Dataset records:
----------------------------------------
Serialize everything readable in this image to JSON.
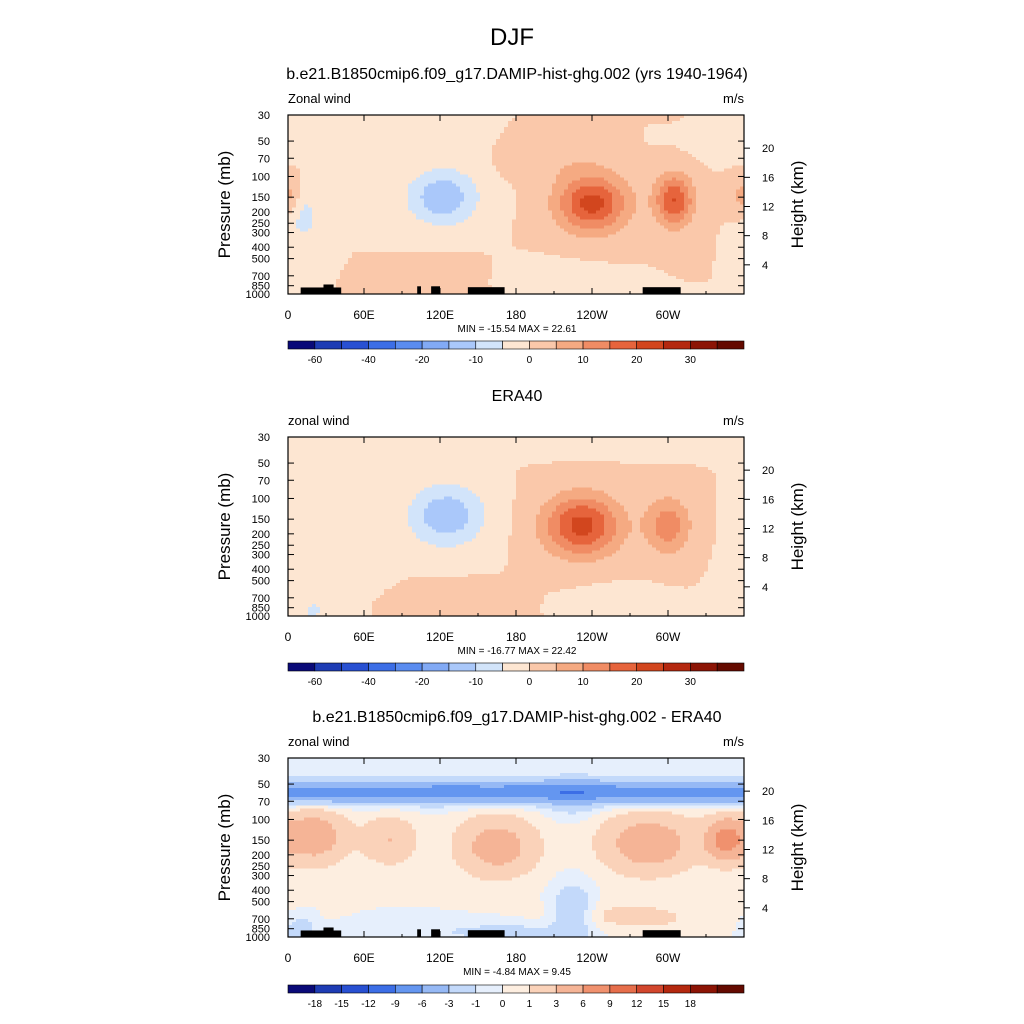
{
  "figure_title": "DJF",
  "colors": {
    "field_scale": [
      "#0a0a78",
      "#1e3cb4",
      "#2850d2",
      "#3c6ee6",
      "#5a8cf0",
      "#82aaf5",
      "#aac8fa",
      "#d2e4fa",
      "#fde6d2",
      "#fac8aa",
      "#f5aa82",
      "#f08c64",
      "#e6643c",
      "#d2461e",
      "#b4280f",
      "#8c1405",
      "#640a00"
    ],
    "diff_scale": [
      "#0a0a78",
      "#1e3cb4",
      "#2850d2",
      "#3c6ee6",
      "#6496f0",
      "#96b9f5",
      "#c3d9fa",
      "#e6effc",
      "#fdeee0",
      "#fad2b9",
      "#f5b496",
      "#f0916e",
      "#e66e4b",
      "#d2462d",
      "#b4280f",
      "#8c1405",
      "#640a00"
    ],
    "topo": "#000000"
  },
  "chart_data": [
    {
      "type": "heatmap",
      "title": "b.e21.B1850cmip6.f09_g17.DAMIP-hist-ghg.002 (yrs 1940-1964)",
      "left_string": "Zonal wind",
      "right_string": "m/s",
      "ylabel": "Pressure (mb)",
      "ylabel_right": "Height (km)",
      "x_ticks": [
        "0",
        "60E",
        "120E",
        "180",
        "120W",
        "60W"
      ],
      "y_ticks": [
        "30",
        "50",
        "70",
        "100",
        "150",
        "200",
        "250",
        "300",
        "400",
        "500",
        "700",
        "850",
        "1000"
      ],
      "y_right_ticks": [
        "20",
        "16",
        "12",
        "8",
        "4"
      ],
      "x_range": [
        0,
        360
      ],
      "y_range_mb": [
        1000,
        30
      ],
      "y_log": true,
      "min_max_text": "MIN = -15.54  MAX =  22.61",
      "min": -15.54,
      "max": 22.61,
      "colorbar_labels": [
        "-60",
        "-40",
        "-20",
        "-10",
        "0",
        "10",
        "20",
        "30"
      ],
      "colorbar_levels": [
        -70,
        -60,
        -50,
        -40,
        -30,
        -20,
        -15,
        -10,
        -5,
        0,
        5,
        10,
        15,
        20,
        25,
        30,
        35
      ],
      "features": [
        {
          "lon": 122,
          "p": 150,
          "dlon": 28,
          "dlnp": 0.55,
          "amp": -14
        },
        {
          "lon": 240,
          "p": 170,
          "dlon": 28,
          "dlnp": 0.55,
          "amp": 22
        },
        {
          "lon": 305,
          "p": 160,
          "dlon": 15,
          "dlnp": 0.5,
          "amp": 20
        },
        {
          "lon": 12,
          "p": 220,
          "dlon": 14,
          "dlnp": 0.55,
          "amp": -7
        },
        {
          "lon": 120,
          "p": 800,
          "dlon": 28,
          "dlnp": 0.35,
          "amp": 4.5
        },
        {
          "lon": 210,
          "p": 800,
          "dlon": 35,
          "dlnp": 0.3,
          "amp": -5
        },
        {
          "lon": 0,
          "p": 150,
          "dlon": 10,
          "dlnp": 0.4,
          "amp": 8
        },
        {
          "lon": 40,
          "p": 60,
          "dlon": 60,
          "dlnp": 0.25,
          "amp": -3
        },
        {
          "lon": 215,
          "p": 80,
          "dlon": 40,
          "dlnp": 0.3,
          "amp": 3
        }
      ],
      "topography": true
    },
    {
      "type": "heatmap",
      "title": "ERA40",
      "left_string": "zonal wind",
      "right_string": "m/s",
      "ylabel": "Pressure (mb)",
      "ylabel_right": "Height (km)",
      "x_ticks": [
        "0",
        "60E",
        "120E",
        "180",
        "120W",
        "60W"
      ],
      "y_ticks": [
        "30",
        "50",
        "70",
        "100",
        "150",
        "200",
        "250",
        "300",
        "400",
        "500",
        "700",
        "850",
        "1000"
      ],
      "y_right_ticks": [
        "20",
        "16",
        "12",
        "8",
        "4"
      ],
      "x_range": [
        0,
        360
      ],
      "y_range_mb": [
        1000,
        30
      ],
      "y_log": true,
      "min_max_text": "MIN = -16.77  MAX =  22.42",
      "min": -16.77,
      "max": 22.42,
      "colorbar_labels": [
        "-60",
        "-40",
        "-20",
        "-10",
        "0",
        "10",
        "20",
        "30"
      ],
      "colorbar_levels": [
        -70,
        -60,
        -50,
        -40,
        -30,
        -20,
        -15,
        -10,
        -5,
        0,
        5,
        10,
        15,
        20,
        25,
        30,
        35
      ],
      "features": [
        {
          "lon": 125,
          "p": 140,
          "dlon": 30,
          "dlnp": 0.6,
          "amp": -14
        },
        {
          "lon": 232,
          "p": 170,
          "dlon": 30,
          "dlnp": 0.6,
          "amp": 22
        },
        {
          "lon": 300,
          "p": 170,
          "dlon": 18,
          "dlnp": 0.55,
          "amp": 13
        },
        {
          "lon": 40,
          "p": 300,
          "dlon": 35,
          "dlnp": 0.9,
          "amp": -4
        },
        {
          "lon": 120,
          "p": 800,
          "dlon": 40,
          "dlnp": 0.35,
          "amp": 4
        },
        {
          "lon": 260,
          "p": 800,
          "dlon": 30,
          "dlnp": 0.3,
          "amp": -4
        },
        {
          "lon": 180,
          "p": 35,
          "dlon": 150,
          "dlnp": 0.2,
          "amp": -3
        },
        {
          "lon": 20,
          "p": 900,
          "dlon": 8,
          "dlnp": 0.2,
          "amp": -6
        }
      ],
      "topography": false
    },
    {
      "type": "heatmap",
      "title": "b.e21.B1850cmip6.f09_g17.DAMIP-hist-ghg.002 - ERA40",
      "left_string": "zonal wind",
      "right_string": "m/s",
      "ylabel": "Pressure (mb)",
      "ylabel_right": "Height (km)",
      "x_ticks": [
        "0",
        "60E",
        "120E",
        "180",
        "120W",
        "60W"
      ],
      "y_ticks": [
        "30",
        "50",
        "70",
        "100",
        "150",
        "200",
        "250",
        "300",
        "400",
        "500",
        "700",
        "850",
        "1000"
      ],
      "y_right_ticks": [
        "20",
        "16",
        "12",
        "8",
        "4"
      ],
      "x_range": [
        0,
        360
      ],
      "y_range_mb": [
        1000,
        30
      ],
      "y_log": true,
      "min_max_text": "MIN = -4.84  MAX =  9.45",
      "min": -4.84,
      "max": 9.45,
      "colorbar_labels": [
        "-18",
        "-15",
        "-12",
        "-9",
        "-6",
        "-3",
        "-1",
        "0",
        "1",
        "3",
        "6",
        "9",
        "12",
        "15",
        "18"
      ],
      "colorbar_levels": [
        -21,
        -18,
        -15,
        -12,
        -9,
        -6,
        -3,
        -1,
        0,
        1,
        3,
        6,
        9,
        12,
        15,
        18,
        21
      ],
      "features": [
        {
          "lon": 180,
          "p": 58,
          "dlon": 400,
          "dlnp": 0.22,
          "amp": -4
        },
        {
          "lon": 225,
          "p": 65,
          "dlon": 20,
          "dlnp": 0.35,
          "amp": -2
        },
        {
          "lon": 225,
          "p": 600,
          "dlon": 15,
          "dlnp": 0.5,
          "amp": -3
        },
        {
          "lon": 20,
          "p": 140,
          "dlon": 25,
          "dlnp": 0.5,
          "amp": 5
        },
        {
          "lon": 80,
          "p": 150,
          "dlon": 20,
          "dlnp": 0.45,
          "amp": 3
        },
        {
          "lon": 165,
          "p": 170,
          "dlon": 30,
          "dlnp": 0.55,
          "amp": 4.5
        },
        {
          "lon": 285,
          "p": 160,
          "dlon": 35,
          "dlnp": 0.55,
          "amp": 5
        },
        {
          "lon": 345,
          "p": 150,
          "dlon": 15,
          "dlnp": 0.4,
          "amp": 7
        },
        {
          "lon": 270,
          "p": 700,
          "dlon": 60,
          "dlnp": 0.35,
          "amp": 1.5
        },
        {
          "lon": 10,
          "p": 900,
          "dlon": 10,
          "dlnp": 0.25,
          "amp": -3
        },
        {
          "lon": 180,
          "p": 900,
          "dlon": 80,
          "dlnp": 0.2,
          "amp": -1.5
        }
      ],
      "topography": true
    }
  ]
}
----------------------------------------
What the task asks: Only lines with the word "DAMIP" should be collected from the material.

Solution:
      "title": "b.e21.B1850cmip6.f09_g17.DAMIP-hist-ghg.002 (yrs 1940-1964)",
      "title": "b.e21.B1850cmip6.f09_g17.DAMIP-hist-ghg.002 - ERA40",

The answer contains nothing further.